Data records:
= = = = =

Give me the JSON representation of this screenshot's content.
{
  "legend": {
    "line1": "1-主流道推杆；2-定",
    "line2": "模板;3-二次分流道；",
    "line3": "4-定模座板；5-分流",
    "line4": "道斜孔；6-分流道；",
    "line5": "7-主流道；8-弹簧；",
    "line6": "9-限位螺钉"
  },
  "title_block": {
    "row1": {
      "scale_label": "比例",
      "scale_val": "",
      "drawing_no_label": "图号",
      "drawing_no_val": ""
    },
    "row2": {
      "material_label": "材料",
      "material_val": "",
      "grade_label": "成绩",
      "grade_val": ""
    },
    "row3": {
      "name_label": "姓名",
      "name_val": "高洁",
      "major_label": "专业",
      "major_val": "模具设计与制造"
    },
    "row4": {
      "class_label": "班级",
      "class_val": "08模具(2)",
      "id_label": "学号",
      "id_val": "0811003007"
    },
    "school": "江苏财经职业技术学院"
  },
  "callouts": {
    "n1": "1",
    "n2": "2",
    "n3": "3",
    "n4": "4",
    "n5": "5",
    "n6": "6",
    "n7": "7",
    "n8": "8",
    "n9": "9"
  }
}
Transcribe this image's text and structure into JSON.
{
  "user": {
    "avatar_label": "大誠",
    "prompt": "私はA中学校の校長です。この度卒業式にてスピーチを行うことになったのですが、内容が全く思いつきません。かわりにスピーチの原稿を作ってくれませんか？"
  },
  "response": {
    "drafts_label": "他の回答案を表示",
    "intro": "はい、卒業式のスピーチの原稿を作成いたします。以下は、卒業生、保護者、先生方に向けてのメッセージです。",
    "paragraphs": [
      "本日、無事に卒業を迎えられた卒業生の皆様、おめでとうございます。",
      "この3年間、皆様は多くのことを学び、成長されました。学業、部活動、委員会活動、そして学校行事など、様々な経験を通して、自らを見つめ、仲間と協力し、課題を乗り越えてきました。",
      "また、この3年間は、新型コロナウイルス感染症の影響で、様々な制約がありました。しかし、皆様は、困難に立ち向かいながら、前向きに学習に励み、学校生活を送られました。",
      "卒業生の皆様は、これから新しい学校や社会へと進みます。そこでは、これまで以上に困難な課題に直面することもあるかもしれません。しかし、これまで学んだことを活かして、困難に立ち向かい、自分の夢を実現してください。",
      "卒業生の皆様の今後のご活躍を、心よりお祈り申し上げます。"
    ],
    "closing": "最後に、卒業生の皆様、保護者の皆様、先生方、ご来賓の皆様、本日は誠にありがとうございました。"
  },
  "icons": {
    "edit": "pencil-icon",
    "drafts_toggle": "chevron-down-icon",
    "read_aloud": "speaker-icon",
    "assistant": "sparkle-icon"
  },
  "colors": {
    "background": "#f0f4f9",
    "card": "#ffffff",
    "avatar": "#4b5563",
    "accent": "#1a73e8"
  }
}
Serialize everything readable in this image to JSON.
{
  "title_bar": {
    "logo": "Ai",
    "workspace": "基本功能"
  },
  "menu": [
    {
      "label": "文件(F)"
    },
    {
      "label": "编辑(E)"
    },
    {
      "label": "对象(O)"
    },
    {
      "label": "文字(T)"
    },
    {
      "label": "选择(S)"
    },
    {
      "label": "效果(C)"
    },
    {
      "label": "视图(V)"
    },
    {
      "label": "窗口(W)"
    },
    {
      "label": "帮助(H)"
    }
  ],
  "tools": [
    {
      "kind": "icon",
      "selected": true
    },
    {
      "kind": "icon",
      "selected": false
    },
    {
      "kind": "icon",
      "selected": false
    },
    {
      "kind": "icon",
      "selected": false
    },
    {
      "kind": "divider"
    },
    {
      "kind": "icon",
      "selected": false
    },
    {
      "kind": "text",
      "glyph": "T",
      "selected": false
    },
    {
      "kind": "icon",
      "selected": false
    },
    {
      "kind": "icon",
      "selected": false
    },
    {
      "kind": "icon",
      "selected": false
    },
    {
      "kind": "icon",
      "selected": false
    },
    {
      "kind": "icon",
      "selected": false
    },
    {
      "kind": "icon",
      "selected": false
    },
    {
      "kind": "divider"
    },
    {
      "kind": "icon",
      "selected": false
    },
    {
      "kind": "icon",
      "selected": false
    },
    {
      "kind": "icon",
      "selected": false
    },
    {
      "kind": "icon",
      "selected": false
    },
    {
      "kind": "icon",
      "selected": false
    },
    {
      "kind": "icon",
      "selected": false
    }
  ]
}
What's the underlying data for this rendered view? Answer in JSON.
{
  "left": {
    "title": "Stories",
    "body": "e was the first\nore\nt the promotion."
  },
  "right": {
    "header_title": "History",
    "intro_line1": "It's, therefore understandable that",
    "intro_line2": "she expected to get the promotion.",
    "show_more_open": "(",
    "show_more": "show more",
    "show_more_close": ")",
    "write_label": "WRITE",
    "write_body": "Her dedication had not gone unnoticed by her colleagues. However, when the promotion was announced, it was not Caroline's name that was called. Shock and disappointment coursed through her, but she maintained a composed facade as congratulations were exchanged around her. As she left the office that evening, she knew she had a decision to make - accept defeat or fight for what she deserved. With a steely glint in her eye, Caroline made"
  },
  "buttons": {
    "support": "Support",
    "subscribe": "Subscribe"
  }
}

= = = = =

## What you should do:
Your task is to repeat the data exactly, with nothing left out.

## Task response:
Give me the JSON representation of this screenshot's content.
{
  "legend": {
    "line1": "1-主流道推杆；2-定",
    "line2": "模板;3-二次分流道；",
    "line3": "4-定模座板；5-分流",
    "line4": "道斜孔；6-分流道；",
    "line5": "7-主流道；8-弹簧；",
    "line6": "9-限位螺钉"
  },
  "title_block": {
    "row1": {
      "scale_label": "比例",
      "scale_val": "",
      "drawing_no_label": "图号",
      "drawing_no_val": ""
    },
    "row2": {
      "material_label": "材料",
      "material_val": "",
      "grade_label": "成绩",
      "grade_val": ""
    },
    "row3": {
      "name_label": "姓名",
      "name_val": "高洁",
      "major_label": "专业",
      "major_val": "模具设计与制造"
    },
    "row4": {
      "class_label": "班级",
      "class_val": "08模具(2)",
      "id_label": "学号",
      "id_val": "0811003007"
    },
    "school": "江苏财经职业技术学院"
  },
  "callouts": {
    "n1": "1",
    "n2": "2",
    "n3": "3",
    "n4": "4",
    "n5": "5",
    "n6": "6",
    "n7": "7",
    "n8": "8",
    "n9": "9"
  }
}
Transcribe this image's text and structure into JSON.
{
  "user": {
    "avatar_label": "大誠",
    "prompt": "私はA中学校の校長です。この度卒業式にてスピーチを行うことになったのですが、内容が全く思いつきません。かわりにスピーチの原稿を作ってくれませんか？"
  },
  "response": {
    "drafts_label": "他の回答案を表示",
    "intro": "はい、卒業式のスピーチの原稿を作成いたします。以下は、卒業生、保護者、先生方に向けてのメッセージです。",
    "paragraphs": [
      "本日、無事に卒業を迎えられた卒業生の皆様、おめでとうございます。",
      "この3年間、皆様は多くのことを学び、成長されました。学業、部活動、委員会活動、そして学校行事など、様々な経験を通して、自らを見つめ、仲間と協力し、課題を乗り越えてきました。",
      "また、この3年間は、新型コロナウイルス感染症の影響で、様々な制約がありました。しかし、皆様は、困難に立ち向かいながら、前向きに学習に励み、学校生活を送られました。",
      "卒業生の皆様は、これから新しい学校や社会へと進みます。そこでは、これまで以上に困難な課題に直面することもあるかもしれません。しかし、これまで学んだことを活かして、困難に立ち向かい、自分の夢を実現してください。",
      "卒業生の皆様の今後のご活躍を、心よりお祈り申し上げます。"
    ],
    "closing": "最後に、卒業生の皆様、保護者の皆様、先生方、ご来賓の皆様、本日は誠にありがとうございました。"
  },
  "icons": {
    "edit": "pencil-icon",
    "drafts_toggle": "chevron-down-icon",
    "read_aloud": "speaker-icon",
    "assistant": "sparkle-icon"
  },
  "colors": {
    "background": "#f0f4f9",
    "card": "#ffffff",
    "avatar": "#4b5563",
    "accent": "#1a73e8"
  }
}
Serialize everything readable in this image to JSON.
{
  "title_bar": {
    "logo": "Ai",
    "workspace": "基本功能"
  },
  "menu": [
    {
      "label": "文件(F)"
    },
    {
      "label": "编辑(E)"
    },
    {
      "label": "对象(O)"
    },
    {
      "label": "文字(T)"
    },
    {
      "label": "选择(S)"
    },
    {
      "label": "效果(C)"
    },
    {
      "label": "视图(V)"
    },
    {
      "label": "窗口(W)"
    },
    {
      "label": "帮助(H)"
    }
  ],
  "tools": [
    {
      "kind": "icon",
      "selected": true
    },
    {
      "kind": "icon",
      "selected": false
    },
    {
      "kind": "icon",
      "selected": false
    },
    {
      "kind": "icon",
      "selected": false
    },
    {
      "kind": "divider"
    },
    {
      "kind": "icon",
      "selected": false
    },
    {
      "kind": "text",
      "glyph": "T",
      "selected": false
    },
    {
      "kind": "icon",
      "selected": false
    },
    {
      "kind": "icon",
      "selected": false
    },
    {
      "kind": "icon",
      "selected": false
    },
    {
      "kind": "icon",
      "selected": false
    },
    {
      "kind": "icon",
      "selected": false
    },
    {
      "kind": "icon",
      "selected": false
    },
    {
      "kind": "divider"
    },
    {
      "kind": "icon",
      "selected": false
    },
    {
      "kind": "icon",
      "selected": false
    },
    {
      "kind": "icon",
      "selected": false
    },
    {
      "kind": "icon",
      "selected": false
    },
    {
      "kind": "icon",
      "selected": false
    },
    {
      "kind": "icon",
      "selected": false
    }
  ]
}
What's the underlying data for this rendered view? Answer in JSON.
{
  "left": {
    "title": "Stories",
    "body": "e was the first\nore\nt the promotion."
  },
  "right": {
    "header_title": "History",
    "intro_line1": "It's, therefore understandable that",
    "intro_line2": "she expected to get the promotion.",
    "show_more_open": "(",
    "show_more": "show more",
    "show_more_close": ")",
    "write_label": "WRITE",
    "write_body": "Her dedication had not gone unnoticed by her colleagues. However, when the promotion was announced, it was not Caroline's name that was called. Shock and disappointment coursed through her, but she maintained a composed facade as congratulations were exchanged around her. As she left the office that evening, she knew she had a decision to make - accept defeat or fight for what she deserved. With a steely glint in her eye, Caroline made"
  },
  "buttons": {
    "support": "Support",
    "subscribe": "Subscribe"
  }
}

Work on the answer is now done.